■ TO BE DONE
Select the lines that hold the word "选项错误" and copy each one.

──────────

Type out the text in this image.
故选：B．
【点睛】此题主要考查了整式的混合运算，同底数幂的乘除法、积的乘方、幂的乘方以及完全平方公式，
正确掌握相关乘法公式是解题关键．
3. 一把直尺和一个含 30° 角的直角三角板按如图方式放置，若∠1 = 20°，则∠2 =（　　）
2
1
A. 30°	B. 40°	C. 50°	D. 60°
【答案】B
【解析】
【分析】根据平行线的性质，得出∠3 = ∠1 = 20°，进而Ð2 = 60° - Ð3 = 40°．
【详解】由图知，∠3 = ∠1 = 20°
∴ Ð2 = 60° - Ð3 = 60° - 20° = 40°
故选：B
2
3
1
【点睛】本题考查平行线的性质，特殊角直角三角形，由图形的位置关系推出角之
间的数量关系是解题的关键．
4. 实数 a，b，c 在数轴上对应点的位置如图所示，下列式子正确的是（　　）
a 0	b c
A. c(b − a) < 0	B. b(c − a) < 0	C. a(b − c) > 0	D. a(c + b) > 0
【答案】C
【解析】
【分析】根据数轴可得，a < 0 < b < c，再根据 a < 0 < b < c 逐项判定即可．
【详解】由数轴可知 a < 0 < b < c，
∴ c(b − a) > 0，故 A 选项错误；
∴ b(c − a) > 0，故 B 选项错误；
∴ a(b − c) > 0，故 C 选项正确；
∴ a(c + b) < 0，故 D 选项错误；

──────────

■ THE OUTPUT
∴ c(b − a) > 0，故 A 选项错误；
∴ b(c − a) > 0，故 B 选项错误；
∴ a(c + b) < 0，故 D 选项错误；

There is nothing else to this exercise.